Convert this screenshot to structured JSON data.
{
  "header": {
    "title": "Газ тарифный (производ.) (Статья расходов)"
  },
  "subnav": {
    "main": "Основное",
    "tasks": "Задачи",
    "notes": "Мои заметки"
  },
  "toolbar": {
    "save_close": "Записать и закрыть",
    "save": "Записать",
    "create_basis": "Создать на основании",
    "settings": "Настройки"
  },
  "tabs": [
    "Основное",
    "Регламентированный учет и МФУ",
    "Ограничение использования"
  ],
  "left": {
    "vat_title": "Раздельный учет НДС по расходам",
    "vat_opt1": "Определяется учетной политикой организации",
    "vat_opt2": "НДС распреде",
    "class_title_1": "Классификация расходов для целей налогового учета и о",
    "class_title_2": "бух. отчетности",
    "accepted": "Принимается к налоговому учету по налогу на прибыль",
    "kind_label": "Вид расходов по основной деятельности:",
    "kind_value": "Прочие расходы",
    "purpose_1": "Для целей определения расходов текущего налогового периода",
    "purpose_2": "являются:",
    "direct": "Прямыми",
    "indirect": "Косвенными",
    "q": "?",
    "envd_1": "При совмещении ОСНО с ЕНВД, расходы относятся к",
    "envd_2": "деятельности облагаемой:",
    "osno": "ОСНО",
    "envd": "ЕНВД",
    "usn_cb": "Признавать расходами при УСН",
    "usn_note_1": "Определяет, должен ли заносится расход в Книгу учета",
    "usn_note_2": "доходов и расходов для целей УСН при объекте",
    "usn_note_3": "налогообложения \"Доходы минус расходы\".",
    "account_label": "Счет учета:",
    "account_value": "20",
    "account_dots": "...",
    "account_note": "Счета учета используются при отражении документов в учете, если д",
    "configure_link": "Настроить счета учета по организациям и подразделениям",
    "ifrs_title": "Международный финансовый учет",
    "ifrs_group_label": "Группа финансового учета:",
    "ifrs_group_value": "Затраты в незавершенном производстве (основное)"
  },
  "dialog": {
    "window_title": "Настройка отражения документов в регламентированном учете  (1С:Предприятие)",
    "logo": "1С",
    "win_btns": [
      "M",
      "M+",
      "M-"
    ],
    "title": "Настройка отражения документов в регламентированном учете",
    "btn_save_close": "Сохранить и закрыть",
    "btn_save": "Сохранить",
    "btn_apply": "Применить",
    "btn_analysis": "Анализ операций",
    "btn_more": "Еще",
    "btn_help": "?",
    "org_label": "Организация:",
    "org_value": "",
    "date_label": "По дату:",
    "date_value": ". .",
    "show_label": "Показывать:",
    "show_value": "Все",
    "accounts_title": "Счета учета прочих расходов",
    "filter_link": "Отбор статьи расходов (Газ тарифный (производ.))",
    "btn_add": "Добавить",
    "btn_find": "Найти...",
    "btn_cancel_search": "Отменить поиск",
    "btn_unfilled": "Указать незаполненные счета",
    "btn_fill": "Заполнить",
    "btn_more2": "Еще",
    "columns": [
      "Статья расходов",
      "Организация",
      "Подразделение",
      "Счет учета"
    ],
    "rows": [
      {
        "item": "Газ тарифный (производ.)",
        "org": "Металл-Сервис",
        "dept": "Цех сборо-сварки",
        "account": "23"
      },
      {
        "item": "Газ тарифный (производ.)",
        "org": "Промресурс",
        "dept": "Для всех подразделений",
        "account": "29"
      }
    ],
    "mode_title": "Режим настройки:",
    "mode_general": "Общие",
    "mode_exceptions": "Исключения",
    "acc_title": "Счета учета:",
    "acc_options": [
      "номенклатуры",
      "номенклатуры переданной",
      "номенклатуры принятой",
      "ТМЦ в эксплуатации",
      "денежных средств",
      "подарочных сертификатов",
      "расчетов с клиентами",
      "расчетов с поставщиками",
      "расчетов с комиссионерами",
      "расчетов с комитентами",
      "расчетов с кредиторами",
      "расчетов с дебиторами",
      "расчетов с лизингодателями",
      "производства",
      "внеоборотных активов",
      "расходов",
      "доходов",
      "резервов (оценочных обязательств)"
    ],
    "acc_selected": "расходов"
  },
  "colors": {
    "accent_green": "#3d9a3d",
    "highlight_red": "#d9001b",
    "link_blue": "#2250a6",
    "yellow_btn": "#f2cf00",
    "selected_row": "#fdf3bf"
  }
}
· · · · · · ·
## Task
Lines that hold the word "ЕНВД" are the ones to return, every one of them.

## Task solution
    "envd_1": "При совмещении ОСНО с ЕНВД, расходы относятся к",
    "envd": "ЕНВД",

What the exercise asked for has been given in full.